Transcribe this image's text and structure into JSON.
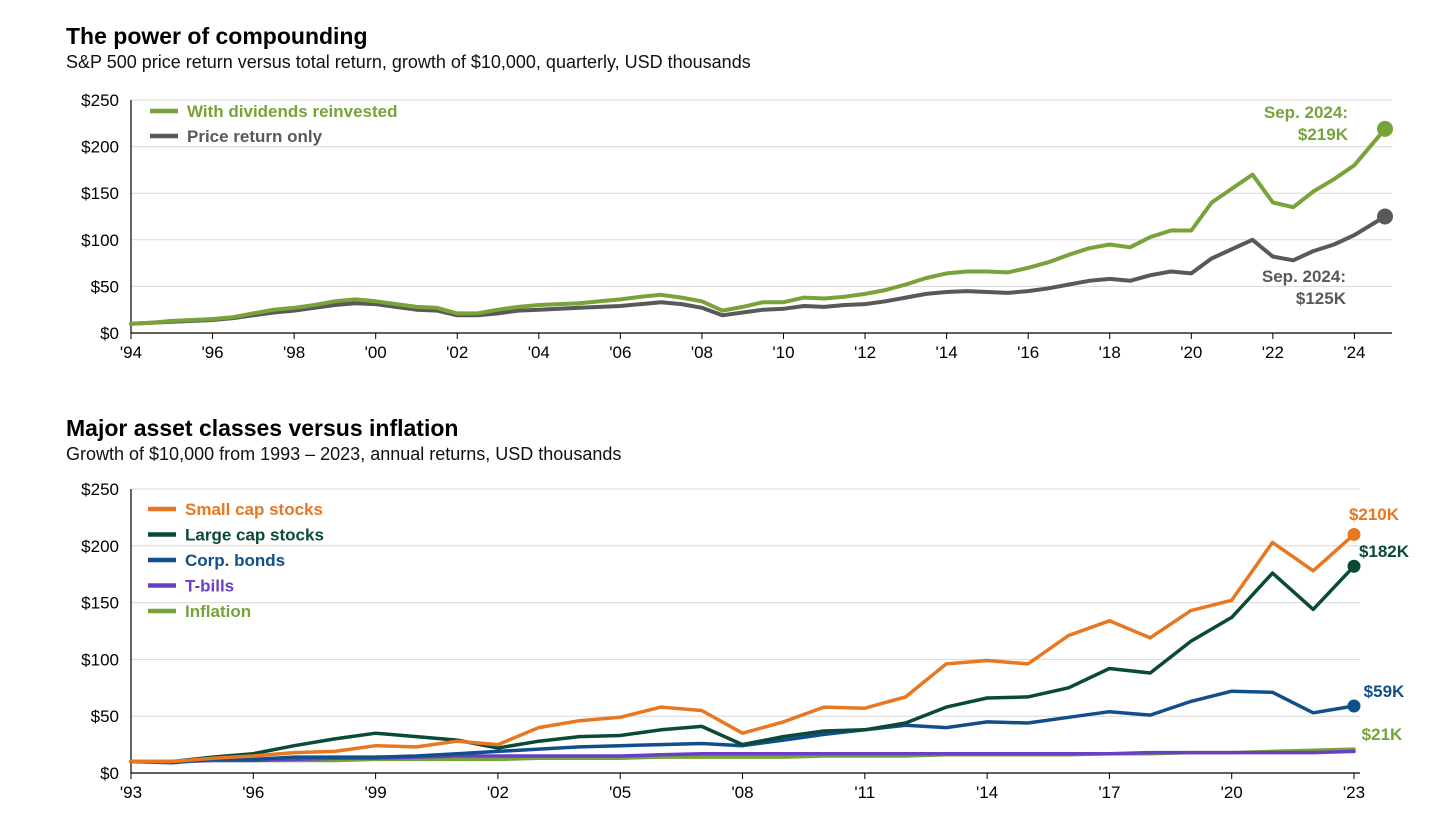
{
  "chart_data": [
    {
      "type": "line",
      "title": "The power of compounding",
      "subtitle": "S&P 500 price return versus total return, growth of $10,000, quarterly, USD thousands",
      "xlabel": "",
      "ylabel": "",
      "xlim": [
        1994,
        2024.75
      ],
      "ylim": [
        0,
        250
      ],
      "y_ticks": [
        0,
        50,
        100,
        150,
        200,
        250
      ],
      "y_tick_labels": [
        "$0",
        "$50",
        "$100",
        "$150",
        "$200",
        "$250"
      ],
      "x_ticks": [
        1994,
        1996,
        1998,
        2000,
        2002,
        2004,
        2006,
        2008,
        2010,
        2012,
        2014,
        2016,
        2018,
        2020,
        2022,
        2024
      ],
      "x_tick_labels": [
        "'94",
        "'96",
        "'98",
        "'00",
        "'02",
        "'04",
        "'06",
        "'08",
        "'10",
        "'12",
        "'14",
        "'16",
        "'18",
        "'20",
        "'22",
        "'24"
      ],
      "grid": true,
      "legend_position": "top-left",
      "series": [
        {
          "name": "With dividends reinvested",
          "color": "#77a33a",
          "x": [
            1994,
            1994.5,
            1995,
            1995.5,
            1996,
            1996.5,
            1997,
            1997.5,
            1998,
            1998.5,
            1999,
            1999.5,
            2000,
            2000.5,
            2001,
            2001.5,
            2002,
            2002.5,
            2003,
            2003.5,
            2004,
            2004.5,
            2005,
            2005.5,
            2006,
            2006.5,
            2007,
            2007.5,
            2008,
            2008.5,
            2009,
            2009.5,
            2010,
            2010.5,
            2011,
            2011.5,
            2012,
            2012.5,
            2013,
            2013.5,
            2014,
            2014.5,
            2015,
            2015.5,
            2016,
            2016.5,
            2017,
            2017.5,
            2018,
            2018.5,
            2019,
            2019.5,
            2020,
            2020.5,
            2021,
            2021.5,
            2022,
            2022.5,
            2023,
            2023.5,
            2024,
            2024.75
          ],
          "values": [
            10,
            11,
            13,
            14,
            15,
            17,
            21,
            25,
            27,
            30,
            34,
            36,
            34,
            31,
            28,
            27,
            21,
            21,
            25,
            28,
            30,
            31,
            32,
            34,
            36,
            39,
            41,
            38,
            34,
            24,
            28,
            33,
            33,
            38,
            37,
            39,
            42,
            46,
            52,
            59,
            64,
            66,
            66,
            65,
            70,
            76,
            84,
            91,
            95,
            92,
            103,
            110,
            110,
            140,
            155,
            170,
            140,
            135,
            152,
            165,
            180,
            219
          ],
          "end_label": [
            "Sep. 2024:",
            "$219K"
          ]
        },
        {
          "name": "Price return only",
          "color": "#595959",
          "x": [
            1994,
            1994.5,
            1995,
            1995.5,
            1996,
            1996.5,
            1997,
            1997.5,
            1998,
            1998.5,
            1999,
            1999.5,
            2000,
            2000.5,
            2001,
            2001.5,
            2002,
            2002.5,
            2003,
            2003.5,
            2004,
            2004.5,
            2005,
            2005.5,
            2006,
            2006.5,
            2007,
            2007.5,
            2008,
            2008.5,
            2009,
            2009.5,
            2010,
            2010.5,
            2011,
            2011.5,
            2012,
            2012.5,
            2013,
            2013.5,
            2014,
            2014.5,
            2015,
            2015.5,
            2016,
            2016.5,
            2017,
            2017.5,
            2018,
            2018.5,
            2019,
            2019.5,
            2020,
            2020.5,
            2021,
            2021.5,
            2022,
            2022.5,
            2023,
            2023.5,
            2024,
            2024.75
          ],
          "values": [
            10,
            11,
            12,
            13,
            14,
            16,
            19,
            22,
            24,
            27,
            30,
            32,
            31,
            28,
            25,
            24,
            19,
            19,
            21,
            24,
            25,
            26,
            27,
            28,
            29,
            31,
            33,
            31,
            27,
            19,
            22,
            25,
            26,
            29,
            28,
            30,
            31,
            34,
            38,
            42,
            44,
            45,
            44,
            43,
            45,
            48,
            52,
            56,
            58,
            56,
            62,
            66,
            64,
            80,
            90,
            100,
            82,
            78,
            88,
            95,
            105,
            125
          ],
          "end_label": [
            "Sep. 2024:",
            "$125K"
          ]
        }
      ]
    },
    {
      "type": "line",
      "title": "Major asset classes versus inflation",
      "subtitle": "Growth of $10,000 from 1993 – 2023, annual returns, USD thousands",
      "xlabel": "",
      "ylabel": "",
      "xlim": [
        1993,
        2023
      ],
      "ylim": [
        0,
        250
      ],
      "y_ticks": [
        0,
        50,
        100,
        150,
        200,
        250
      ],
      "y_tick_labels": [
        "$0",
        "$50",
        "$100",
        "$150",
        "$200",
        "$250"
      ],
      "x_ticks": [
        1993,
        1996,
        1999,
        2002,
        2005,
        2008,
        2011,
        2014,
        2017,
        2020,
        2023
      ],
      "x_tick_labels": [
        "'93",
        "'96",
        "'99",
        "'02",
        "'05",
        "'08",
        "'11",
        "'14",
        "'17",
        "'20",
        "'23"
      ],
      "x": [
        1993,
        1994,
        1995,
        1996,
        1997,
        1998,
        1999,
        2000,
        2001,
        2002,
        2003,
        2004,
        2005,
        2006,
        2007,
        2008,
        2009,
        2010,
        2011,
        2012,
        2013,
        2014,
        2015,
        2016,
        2017,
        2018,
        2019,
        2020,
        2021,
        2022,
        2023
      ],
      "grid": true,
      "legend_position": "top-left",
      "series": [
        {
          "name": "Small cap stocks",
          "color": "#e87722",
          "values": [
            10,
            10,
            13,
            15,
            18,
            19,
            24,
            23,
            28,
            25,
            40,
            46,
            49,
            58,
            55,
            35,
            45,
            58,
            57,
            67,
            96,
            99,
            96,
            121,
            134,
            119,
            143,
            152,
            203,
            178,
            210
          ],
          "end_label": "$210K"
        },
        {
          "name": "Large cap stocks",
          "color": "#0b4a37",
          "values": [
            10,
            10,
            14,
            17,
            24,
            30,
            35,
            32,
            29,
            22,
            28,
            32,
            33,
            38,
            41,
            25,
            32,
            37,
            38,
            44,
            58,
            66,
            67,
            75,
            92,
            88,
            116,
            137,
            176,
            144,
            182
          ],
          "end_label": "$182K"
        },
        {
          "name": "Corp. bonds",
          "color": "#114f8c",
          "values": [
            10,
            9,
            12,
            12,
            14,
            14,
            14,
            15,
            17,
            19,
            21,
            23,
            24,
            25,
            26,
            24,
            29,
            34,
            38,
            42,
            40,
            45,
            44,
            49,
            54,
            51,
            63,
            72,
            71,
            53,
            59
          ],
          "end_label": "$59K"
        },
        {
          "name": "T-bills",
          "color": "#6a3fc8",
          "values": [
            10,
            10,
            11,
            11,
            12,
            13,
            13,
            14,
            15,
            15,
            15,
            15,
            15,
            16,
            17,
            17,
            17,
            17,
            17,
            17,
            17,
            17,
            17,
            17,
            17,
            18,
            18,
            18,
            18,
            18,
            19
          ],
          "end_label": ""
        },
        {
          "name": "Inflation",
          "color": "#77a33a",
          "values": [
            10,
            10,
            11,
            11,
            11,
            11,
            12,
            12,
            12,
            12,
            13,
            13,
            13,
            14,
            14,
            14,
            14,
            15,
            15,
            15,
            16,
            16,
            16,
            16,
            17,
            17,
            18,
            18,
            19,
            20,
            21
          ],
          "end_label": "$21K"
        }
      ]
    }
  ]
}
+ + +
• **What you should do**: Copy out the records above in full, exactly as written, but not the pictures.

• **Reply**:
Transcribe this image's text and structure into JSON.
{
  "chart_data": [
    {
      "type": "line",
      "title": "The power of compounding",
      "subtitle": "S&P 500 price return versus total return, growth of $10,000, quarterly, USD thousands",
      "xlabel": "",
      "ylabel": "",
      "xlim": [
        1994,
        2024.75
      ],
      "ylim": [
        0,
        250
      ],
      "y_ticks": [
        0,
        50,
        100,
        150,
        200,
        250
      ],
      "y_tick_labels": [
        "$0",
        "$50",
        "$100",
        "$150",
        "$200",
        "$250"
      ],
      "x_ticks": [
        1994,
        1996,
        1998,
        2000,
        2002,
        2004,
        2006,
        2008,
        2010,
        2012,
        2014,
        2016,
        2018,
        2020,
        2022,
        2024
      ],
      "x_tick_labels": [
        "'94",
        "'96",
        "'98",
        "'00",
        "'02",
        "'04",
        "'06",
        "'08",
        "'10",
        "'12",
        "'14",
        "'16",
        "'18",
        "'20",
        "'22",
        "'24"
      ],
      "grid": true,
      "legend_position": "top-left",
      "series": [
        {
          "name": "With dividends reinvested",
          "color": "#77a33a",
          "x": [
            1994,
            1994.5,
            1995,
            1995.5,
            1996,
            1996.5,
            1997,
            1997.5,
            1998,
            1998.5,
            1999,
            1999.5,
            2000,
            2000.5,
            2001,
            2001.5,
            2002,
            2002.5,
            2003,
            2003.5,
            2004,
            2004.5,
            2005,
            2005.5,
            2006,
            2006.5,
            2007,
            2007.5,
            2008,
            2008.5,
            2009,
            2009.5,
            2010,
            2010.5,
            2011,
            2011.5,
            2012,
            2012.5,
            2013,
            2013.5,
            2014,
            2014.5,
            2015,
            2015.5,
            2016,
            2016.5,
            2017,
            2017.5,
            2018,
            2018.5,
            2019,
            2019.5,
            2020,
            2020.5,
            2021,
            2021.5,
            2022,
            2022.5,
            2023,
            2023.5,
            2024,
            2024.75
          ],
          "values": [
            10,
            11,
            13,
            14,
            15,
            17,
            21,
            25,
            27,
            30,
            34,
            36,
            34,
            31,
            28,
            27,
            21,
            21,
            25,
            28,
            30,
            31,
            32,
            34,
            36,
            39,
            41,
            38,
            34,
            24,
            28,
            33,
            33,
            38,
            37,
            39,
            42,
            46,
            52,
            59,
            64,
            66,
            66,
            65,
            70,
            76,
            84,
            91,
            95,
            92,
            103,
            110,
            110,
            140,
            155,
            170,
            140,
            135,
            152,
            165,
            180,
            219
          ],
          "end_label": [
            "Sep. 2024:",
            "$219K"
          ]
        },
        {
          "name": "Price return only",
          "color": "#595959",
          "x": [
            1994,
            1994.5,
            1995,
            1995.5,
            1996,
            1996.5,
            1997,
            1997.5,
            1998,
            1998.5,
            1999,
            1999.5,
            2000,
            2000.5,
            2001,
            2001.5,
            2002,
            2002.5,
            2003,
            2003.5,
            2004,
            2004.5,
            2005,
            2005.5,
            2006,
            2006.5,
            2007,
            2007.5,
            2008,
            2008.5,
            2009,
            2009.5,
            2010,
            2010.5,
            2011,
            2011.5,
            2012,
            2012.5,
            2013,
            2013.5,
            2014,
            2014.5,
            2015,
            2015.5,
            2016,
            2016.5,
            2017,
            2017.5,
            2018,
            2018.5,
            2019,
            2019.5,
            2020,
            2020.5,
            2021,
            2021.5,
            2022,
            2022.5,
            2023,
            2023.5,
            2024,
            2024.75
          ],
          "values": [
            10,
            11,
            12,
            13,
            14,
            16,
            19,
            22,
            24,
            27,
            30,
            32,
            31,
            28,
            25,
            24,
            19,
            19,
            21,
            24,
            25,
            26,
            27,
            28,
            29,
            31,
            33,
            31,
            27,
            19,
            22,
            25,
            26,
            29,
            28,
            30,
            31,
            34,
            38,
            42,
            44,
            45,
            44,
            43,
            45,
            48,
            52,
            56,
            58,
            56,
            62,
            66,
            64,
            80,
            90,
            100,
            82,
            78,
            88,
            95,
            105,
            125
          ],
          "end_label": [
            "Sep. 2024:",
            "$125K"
          ]
        }
      ]
    },
    {
      "type": "line",
      "title": "Major asset classes versus inflation",
      "subtitle": "Growth of $10,000 from 1993 – 2023, annual returns, USD thousands",
      "xlabel": "",
      "ylabel": "",
      "xlim": [
        1993,
        2023
      ],
      "ylim": [
        0,
        250
      ],
      "y_ticks": [
        0,
        50,
        100,
        150,
        200,
        250
      ],
      "y_tick_labels": [
        "$0",
        "$50",
        "$100",
        "$150",
        "$200",
        "$250"
      ],
      "x_ticks": [
        1993,
        1996,
        1999,
        2002,
        2005,
        2008,
        2011,
        2014,
        2017,
        2020,
        2023
      ],
      "x_tick_labels": [
        "'93",
        "'96",
        "'99",
        "'02",
        "'05",
        "'08",
        "'11",
        "'14",
        "'17",
        "'20",
        "'23"
      ],
      "x": [
        1993,
        1994,
        1995,
        1996,
        1997,
        1998,
        1999,
        2000,
        2001,
        2002,
        2003,
        2004,
        2005,
        2006,
        2007,
        2008,
        2009,
        2010,
        2011,
        2012,
        2013,
        2014,
        2015,
        2016,
        2017,
        2018,
        2019,
        2020,
        2021,
        2022,
        2023
      ],
      "grid": true,
      "legend_position": "top-left",
      "series": [
        {
          "name": "Small cap stocks",
          "color": "#e87722",
          "values": [
            10,
            10,
            13,
            15,
            18,
            19,
            24,
            23,
            28,
            25,
            40,
            46,
            49,
            58,
            55,
            35,
            45,
            58,
            57,
            67,
            96,
            99,
            96,
            121,
            134,
            119,
            143,
            152,
            203,
            178,
            210
          ],
          "end_label": "$210K"
        },
        {
          "name": "Large cap stocks",
          "color": "#0b4a37",
          "values": [
            10,
            10,
            14,
            17,
            24,
            30,
            35,
            32,
            29,
            22,
            28,
            32,
            33,
            38,
            41,
            25,
            32,
            37,
            38,
            44,
            58,
            66,
            67,
            75,
            92,
            88,
            116,
            137,
            176,
            144,
            182
          ],
          "end_label": "$182K"
        },
        {
          "name": "Corp. bonds",
          "color": "#114f8c",
          "values": [
            10,
            9,
            12,
            12,
            14,
            14,
            14,
            15,
            17,
            19,
            21,
            23,
            24,
            25,
            26,
            24,
            29,
            34,
            38,
            42,
            40,
            45,
            44,
            49,
            54,
            51,
            63,
            72,
            71,
            53,
            59
          ],
          "end_label": "$59K"
        },
        {
          "name": "T-bills",
          "color": "#6a3fc8",
          "values": [
            10,
            10,
            11,
            11,
            12,
            13,
            13,
            14,
            15,
            15,
            15,
            15,
            15,
            16,
            17,
            17,
            17,
            17,
            17,
            17,
            17,
            17,
            17,
            17,
            17,
            18,
            18,
            18,
            18,
            18,
            19
          ],
          "end_label": ""
        },
        {
          "name": "Inflation",
          "color": "#77a33a",
          "values": [
            10,
            10,
            11,
            11,
            11,
            11,
            12,
            12,
            12,
            12,
            13,
            13,
            13,
            14,
            14,
            14,
            14,
            15,
            15,
            15,
            16,
            16,
            16,
            16,
            17,
            17,
            18,
            18,
            19,
            20,
            21
          ],
          "end_label": "$21K"
        }
      ]
    }
  ]
}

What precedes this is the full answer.